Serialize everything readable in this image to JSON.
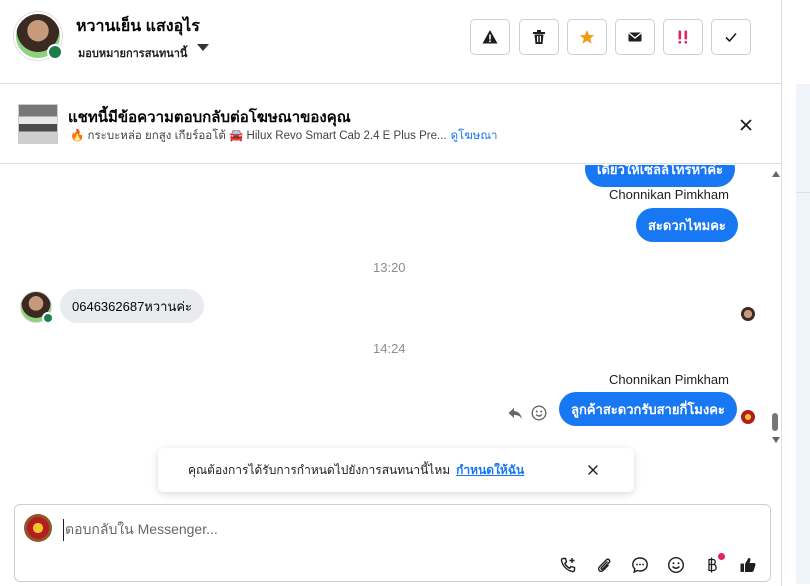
{
  "header": {
    "contact_name": "หวานเย็น แสงอุไร",
    "assign_label": "มอบหมายการสนทนานี้",
    "buttons": [
      {
        "name": "spam",
        "icon": "warning-icon"
      },
      {
        "name": "delete",
        "icon": "trash-icon"
      },
      {
        "name": "star",
        "icon": "star-icon",
        "color": "#f39c12"
      },
      {
        "name": "mail",
        "icon": "envelope-icon"
      },
      {
        "name": "followup",
        "icon": "exclamation-icon",
        "color": "#e0245e"
      },
      {
        "name": "done",
        "icon": "check-icon"
      }
    ]
  },
  "ad_bar": {
    "title": "แชทนี้มีข้อความตอบกลับต่อโฆษณาของคุณ",
    "description": "🔥 กระบะหล่อ ยกสูง เกียร์ออโต้ 🚘 Hilux Revo Smart Cab 2.4 E Plus Pre...",
    "link": "ดูโฆษณา"
  },
  "messages": {
    "partial_out": "เดี๋ยวให้เซลล์โทรหาค่ะ",
    "sender_1": "Chonnikan Pimkham",
    "out_1": "สะดวกไหมคะ",
    "time_1": "13:20",
    "in_1": "0646362687หวานค่ะ",
    "time_2": "14:24",
    "sender_2": "Chonnikan Pimkham",
    "out_2": "ลูกค้าสะดวกรับสายกี่โมงคะ"
  },
  "notice": {
    "text": "คุณต้องการได้รับการกำหนดไปยังการสนทนานี้ไหม",
    "link": "กำหนดให้ฉัน"
  },
  "composer": {
    "placeholder": "ตอบกลับใน Messenger...",
    "tools": [
      "phone-plus-icon",
      "paperclip-icon",
      "chat-bubble-icon",
      "emoji-icon",
      "baht-icon",
      "thumbs-up-icon"
    ]
  },
  "colors": {
    "accent": "#1877f2",
    "bubble_in": "#e9ebee"
  }
}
____________________
**TASK BRIEF:** Reproduce all of the data exactly, omitting each picture it holds.

**ANSWER TO THE PROBLEM:**
Serialize everything readable in this image to JSON.
{
  "header": {
    "contact_name": "หวานเย็น แสงอุไร",
    "assign_label": "มอบหมายการสนทนานี้",
    "buttons": [
      {
        "name": "spam",
        "icon": "warning-icon"
      },
      {
        "name": "delete",
        "icon": "trash-icon"
      },
      {
        "name": "star",
        "icon": "star-icon",
        "color": "#f39c12"
      },
      {
        "name": "mail",
        "icon": "envelope-icon"
      },
      {
        "name": "followup",
        "icon": "exclamation-icon",
        "color": "#e0245e"
      },
      {
        "name": "done",
        "icon": "check-icon"
      }
    ]
  },
  "ad_bar": {
    "title": "แชทนี้มีข้อความตอบกลับต่อโฆษณาของคุณ",
    "description": "🔥 กระบะหล่อ ยกสูง เกียร์ออโต้ 🚘 Hilux Revo Smart Cab 2.4 E Plus Pre...",
    "link": "ดูโฆษณา"
  },
  "messages": {
    "partial_out": "เดี๋ยวให้เซลล์โทรหาค่ะ",
    "sender_1": "Chonnikan Pimkham",
    "out_1": "สะดวกไหมคะ",
    "time_1": "13:20",
    "in_1": "0646362687หวานค่ะ",
    "time_2": "14:24",
    "sender_2": "Chonnikan Pimkham",
    "out_2": "ลูกค้าสะดวกรับสายกี่โมงคะ"
  },
  "notice": {
    "text": "คุณต้องการได้รับการกำหนดไปยังการสนทนานี้ไหม",
    "link": "กำหนดให้ฉัน"
  },
  "composer": {
    "placeholder": "ตอบกลับใน Messenger...",
    "tools": [
      "phone-plus-icon",
      "paperclip-icon",
      "chat-bubble-icon",
      "emoji-icon",
      "baht-icon",
      "thumbs-up-icon"
    ]
  },
  "colors": {
    "accent": "#1877f2",
    "bubble_in": "#e9ebee"
  }
}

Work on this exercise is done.